▶ EXTRACTED ENTRIES:
════════════════════

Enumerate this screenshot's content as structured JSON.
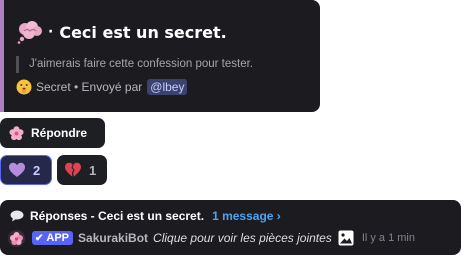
{
  "embed": {
    "title_separator": "·",
    "title": "Ceci est un secret.",
    "quote": "J'aimerais faire cette confession pour tester.",
    "footer_prefix": "Secret • Envoyé par",
    "mention": "@lbey",
    "accent_color": "#b07fc4"
  },
  "reply_button": {
    "label": "Répondre",
    "icon": "flower-icon"
  },
  "reactions": [
    {
      "icon": "purple-heart-icon",
      "count": "2",
      "selected": true
    },
    {
      "icon": "broken-heart-icon",
      "count": "1",
      "selected": false
    }
  ],
  "thread": {
    "title": "Réponses - Ceci est un secret.",
    "count": "1 message ›",
    "app_badge": "APP",
    "bot_name": "SakurakiBot",
    "attachment_text": "Clique pour voir les pièces jointes",
    "time": "Il y a 1 min"
  }
}
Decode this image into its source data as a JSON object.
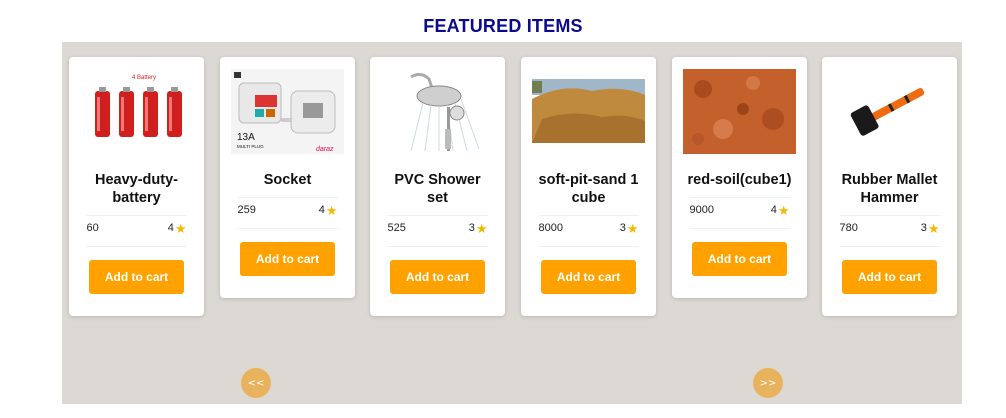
{
  "section": {
    "title": "FEATURED ITEMS"
  },
  "products": [
    {
      "name": "Heavy-duty-battery",
      "price": "60",
      "rating": "4",
      "button": "Add to cart",
      "image_text": "4 Battery"
    },
    {
      "name": "Socket",
      "price": "259",
      "rating": "4",
      "button": "Add to cart",
      "image_text": [
        "13A",
        "MULTI PLUG",
        "daraz"
      ]
    },
    {
      "name": "PVC Shower set",
      "price": "525",
      "rating": "3",
      "button": "Add to cart"
    },
    {
      "name": "soft-pit-sand 1 cube",
      "price": "8000",
      "rating": "3",
      "button": "Add to cart"
    },
    {
      "name": "red-soil(cube1)",
      "price": "9000",
      "rating": "4",
      "button": "Add to cart"
    },
    {
      "name": "Rubber Mallet Hammer",
      "price": "780",
      "rating": "3",
      "button": "Add to cart"
    }
  ],
  "carousel": {
    "prev_label": "<<",
    "next_label": ">>"
  },
  "colors": {
    "title": "#0a0a8a",
    "button": "#ffa200",
    "band": "#dcd8d3",
    "nav": "#e9b35e",
    "star": "#f5b800"
  }
}
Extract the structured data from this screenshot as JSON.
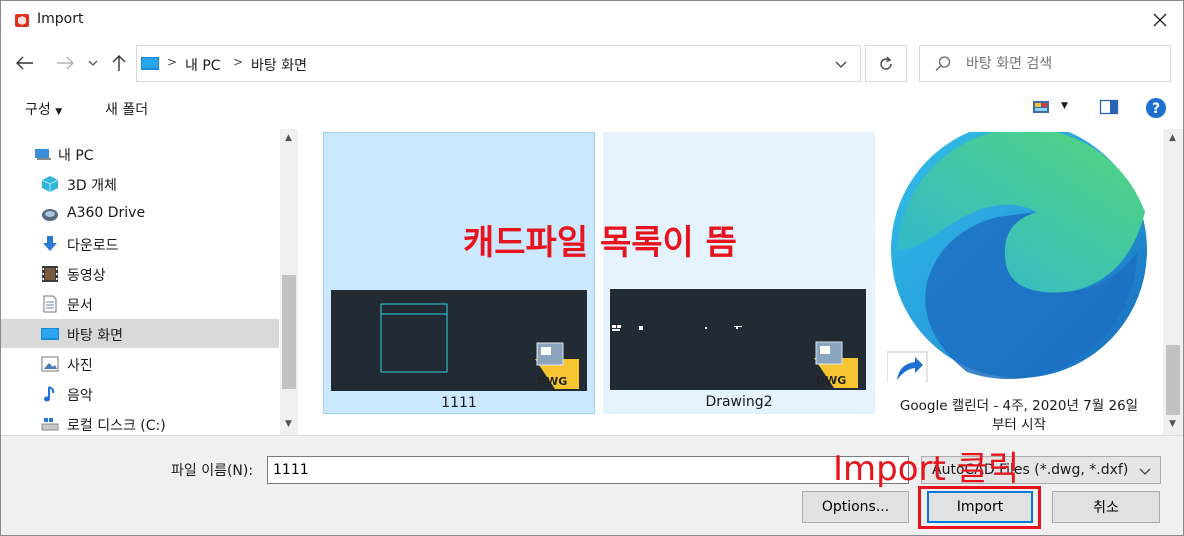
{
  "window": {
    "title": "Import"
  },
  "address": {
    "crumbs": [
      "내 PC",
      "바탕 화면"
    ]
  },
  "search": {
    "placeholder": "바탕 화면 검색"
  },
  "toolbar": {
    "organize": "구성",
    "new_folder": "새 폴더"
  },
  "sidebar": {
    "items": [
      {
        "label": "내 PC",
        "icon": "pc-icon"
      },
      {
        "label": "3D 개체",
        "icon": "3d-objects-icon"
      },
      {
        "label": "A360 Drive",
        "icon": "a360-drive-icon"
      },
      {
        "label": "다운로드",
        "icon": "download-icon"
      },
      {
        "label": "동영상",
        "icon": "video-icon"
      },
      {
        "label": "문서",
        "icon": "document-icon"
      },
      {
        "label": "바탕 화면",
        "icon": "desktop-icon",
        "selected": true
      },
      {
        "label": "사진",
        "icon": "pictures-icon"
      },
      {
        "label": "음악",
        "icon": "music-icon"
      },
      {
        "label": "로컬 디스크 (C:)",
        "icon": "local-disk-icon"
      }
    ]
  },
  "files": [
    {
      "name": "1111",
      "type": "DWG",
      "selected": true
    },
    {
      "name": "Drawing2",
      "type": "DWG"
    },
    {
      "name_line1": "Google 캘린더 - 4주, 2020년 7월 26일",
      "name_line2": "부터 시작",
      "icon": "edge-shortcut-icon"
    }
  ],
  "annotations": {
    "file_list": "캐드파일 목록이 뜸",
    "import_click": "Import 클릭"
  },
  "bottom": {
    "filename_label": "파일 이름(N):",
    "filename_value": "1111",
    "filetype_value": "AutoCAD Files (*.dwg, *.dxf)",
    "options_button": "Options...",
    "import_button": "Import",
    "cancel_button": "취소"
  },
  "colors": {
    "accent": "#0078d7",
    "annotation": "#e8141d",
    "selection": "#cce8ff"
  }
}
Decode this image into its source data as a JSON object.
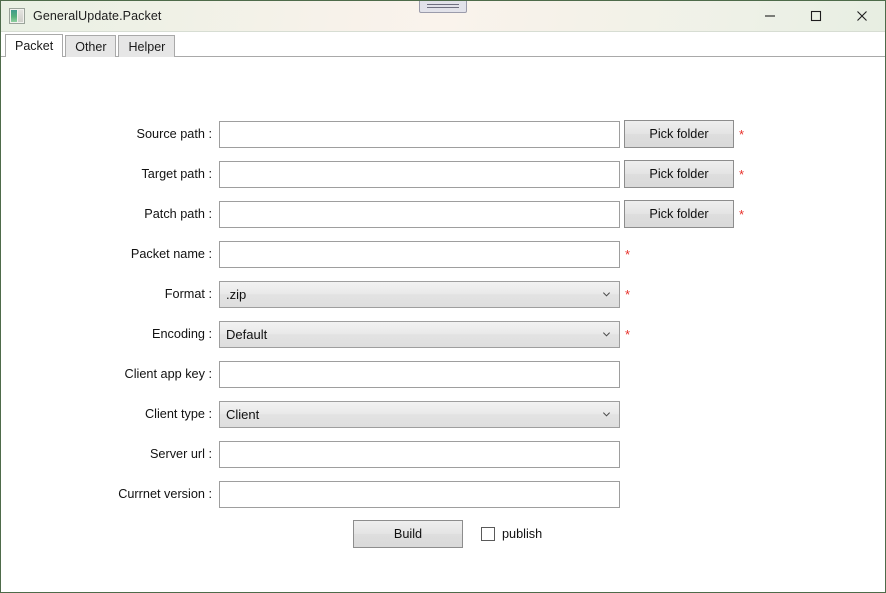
{
  "window": {
    "title": "GeneralUpdate.Packet",
    "app_icon": "app-window-icon",
    "snap_hint": "window-snap-indicator",
    "controls": {
      "minimize": "minimize-icon",
      "maximize": "maximize-icon",
      "close": "close-icon"
    },
    "accent_border": "#4e6b4a"
  },
  "tabs": [
    {
      "label": "Packet",
      "active": true
    },
    {
      "label": "Other",
      "active": false
    },
    {
      "label": "Helper",
      "active": false
    }
  ],
  "form": {
    "required_marker": "*",
    "required_color": "#e8302a",
    "rows": [
      {
        "label": "Source path :",
        "type": "text",
        "value": "",
        "placeholder": "",
        "button": "Pick folder",
        "required": true
      },
      {
        "label": "Target path :",
        "type": "text",
        "value": "",
        "placeholder": "",
        "button": "Pick folder",
        "required": true
      },
      {
        "label": "Patch path :",
        "type": "text",
        "value": "",
        "placeholder": "",
        "button": "Pick folder",
        "required": true
      },
      {
        "label": "Packet name :",
        "type": "text",
        "value": "",
        "placeholder": "",
        "button": "",
        "required": true
      },
      {
        "label": "Format :",
        "type": "combo",
        "value": ".zip",
        "button": "",
        "required": true
      },
      {
        "label": "Encoding :",
        "type": "combo",
        "value": "Default",
        "button": "",
        "required": true
      },
      {
        "label": "Client app key :",
        "type": "text",
        "value": "",
        "placeholder": "",
        "button": "",
        "required": false
      },
      {
        "label": "Client type :",
        "type": "combo",
        "value": "Client",
        "button": "",
        "required": false
      },
      {
        "label": "Server url :",
        "type": "text",
        "value": "",
        "placeholder": "",
        "button": "",
        "required": false
      },
      {
        "label": "Currnet version :",
        "type": "text",
        "value": "",
        "placeholder": "",
        "button": "",
        "required": false
      }
    ]
  },
  "actions": {
    "build_label": "Build",
    "publish_label": "publish",
    "publish_checked": false
  }
}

════════════════════

▶ WHAT YOU ARE ASKED TO DO:
Pictures in the records above are left out; print everything else exactly as written.

▶ RESPONSE TO THE TASK:
Enumerate this screenshot's content as structured JSON.
{
  "embed": {
    "title_separator": "·",
    "title": "Ceci est un secret.",
    "quote": "J'aimerais faire cette confession pour tester.",
    "footer_prefix": "Secret • Envoyé par",
    "mention": "@lbey",
    "accent_color": "#b07fc4"
  },
  "reply_button": {
    "label": "Répondre",
    "icon": "flower-icon"
  },
  "reactions": [
    {
      "icon": "purple-heart-icon",
      "count": "2",
      "selected": true
    },
    {
      "icon": "broken-heart-icon",
      "count": "1",
      "selected": false
    }
  ],
  "thread": {
    "title": "Réponses - Ceci est un secret.",
    "count": "1 message ›",
    "app_badge": "APP",
    "bot_name": "SakurakiBot",
    "attachment_text": "Clique pour voir les pièces jointes",
    "time": "Il y a 1 min"
  }
}
Decode this image into its source data as a JSON object.
{
  "section": {
    "title": "FEATURED ITEMS"
  },
  "products": [
    {
      "name": "Heavy-duty-battery",
      "price": "60",
      "rating": "4",
      "button": "Add to cart",
      "image_text": "4 Battery"
    },
    {
      "name": "Socket",
      "price": "259",
      "rating": "4",
      "button": "Add to cart",
      "image_text": [
        "13A",
        "MULTI PLUG",
        "daraz"
      ]
    },
    {
      "name": "PVC Shower set",
      "price": "525",
      "rating": "3",
      "button": "Add to cart"
    },
    {
      "name": "soft-pit-sand 1 cube",
      "price": "8000",
      "rating": "3",
      "button": "Add to cart"
    },
    {
      "name": "red-soil(cube1)",
      "price": "9000",
      "rating": "4",
      "button": "Add to cart"
    },
    {
      "name": "Rubber Mallet Hammer",
      "price": "780",
      "rating": "3",
      "button": "Add to cart"
    }
  ],
  "carousel": {
    "prev_label": "<<",
    "next_label": ">>"
  },
  "colors": {
    "title": "#0a0a8a",
    "button": "#ffa200",
    "band": "#dcd8d3",
    "nav": "#e9b35e",
    "star": "#f5b800"
  }
}
Extract the structured data from this screenshot as JSON.
{
  "window": {
    "title": "Import"
  },
  "address": {
    "crumbs": [
      "내 PC",
      "바탕 화면"
    ]
  },
  "search": {
    "placeholder": "바탕 화면 검색"
  },
  "toolbar": {
    "organize": "구성",
    "new_folder": "새 폴더"
  },
  "sidebar": {
    "items": [
      {
        "label": "내 PC",
        "icon": "pc-icon"
      },
      {
        "label": "3D 개체",
        "icon": "3d-objects-icon"
      },
      {
        "label": "A360 Drive",
        "icon": "a360-drive-icon"
      },
      {
        "label": "다운로드",
        "icon": "download-icon"
      },
      {
        "label": "동영상",
        "icon": "video-icon"
      },
      {
        "label": "문서",
        "icon": "document-icon"
      },
      {
        "label": "바탕 화면",
        "icon": "desktop-icon",
        "selected": true
      },
      {
        "label": "사진",
        "icon": "pictures-icon"
      },
      {
        "label": "음악",
        "icon": "music-icon"
      },
      {
        "label": "로컬 디스크 (C:)",
        "icon": "local-disk-icon"
      }
    ]
  },
  "files": [
    {
      "name": "1111",
      "type": "DWG",
      "selected": true
    },
    {
      "name": "Drawing2",
      "type": "DWG"
    },
    {
      "name_line1": "Google 캘린더 - 4주, 2020년 7월 26일",
      "name_line2": "부터 시작",
      "icon": "edge-shortcut-icon"
    }
  ],
  "annotations": {
    "file_list": "캐드파일 목록이 뜸",
    "import_click": "Import 클릭"
  },
  "bottom": {
    "filename_label": "파일 이름(N):",
    "filename_value": "1111",
    "filetype_value": "AutoCAD Files (*.dwg, *.dxf)",
    "options_button": "Options...",
    "import_button": "Import",
    "cancel_button": "취소"
  },
  "colors": {
    "accent": "#0078d7",
    "annotation": "#e8141d",
    "selection": "#cce8ff"
  }
}
Decode this image into its source data as a JSON object.
{
  "window": {
    "title": "GeneralUpdate.Packet",
    "app_icon": "app-window-icon",
    "snap_hint": "window-snap-indicator",
    "controls": {
      "minimize": "minimize-icon",
      "maximize": "maximize-icon",
      "close": "close-icon"
    },
    "accent_border": "#4e6b4a"
  },
  "tabs": [
    {
      "label": "Packet",
      "active": true
    },
    {
      "label": "Other",
      "active": false
    },
    {
      "label": "Helper",
      "active": false
    }
  ],
  "form": {
    "required_marker": "*",
    "required_color": "#e8302a",
    "rows": [
      {
        "label": "Source path :",
        "type": "text",
        "value": "",
        "placeholder": "",
        "button": "Pick folder",
        "required": true
      },
      {
        "label": "Target path :",
        "type": "text",
        "value": "",
        "placeholder": "",
        "button": "Pick folder",
        "required": true
      },
      {
        "label": "Patch path :",
        "type": "text",
        "value": "",
        "placeholder": "",
        "button": "Pick folder",
        "required": true
      },
      {
        "label": "Packet name :",
        "type": "text",
        "value": "",
        "placeholder": "",
        "button": "",
        "required": true
      },
      {
        "label": "Format :",
        "type": "combo",
        "value": ".zip",
        "button": "",
        "required": true
      },
      {
        "label": "Encoding :",
        "type": "combo",
        "value": "Default",
        "button": "",
        "required": true
      },
      {
        "label": "Client app key :",
        "type": "text",
        "value": "",
        "placeholder": "",
        "button": "",
        "required": false
      },
      {
        "label": "Client type :",
        "type": "combo",
        "value": "Client",
        "button": "",
        "required": false
      },
      {
        "label": "Server url :",
        "type": "text",
        "value": "",
        "placeholder": "",
        "button": "",
        "required": false
      },
      {
        "label": "Currnet version :",
        "type": "text",
        "value": "",
        "placeholder": "",
        "button": "",
        "required": false
      }
    ]
  },
  "actions": {
    "build_label": "Build",
    "publish_label": "publish",
    "publish_checked": false
  }
}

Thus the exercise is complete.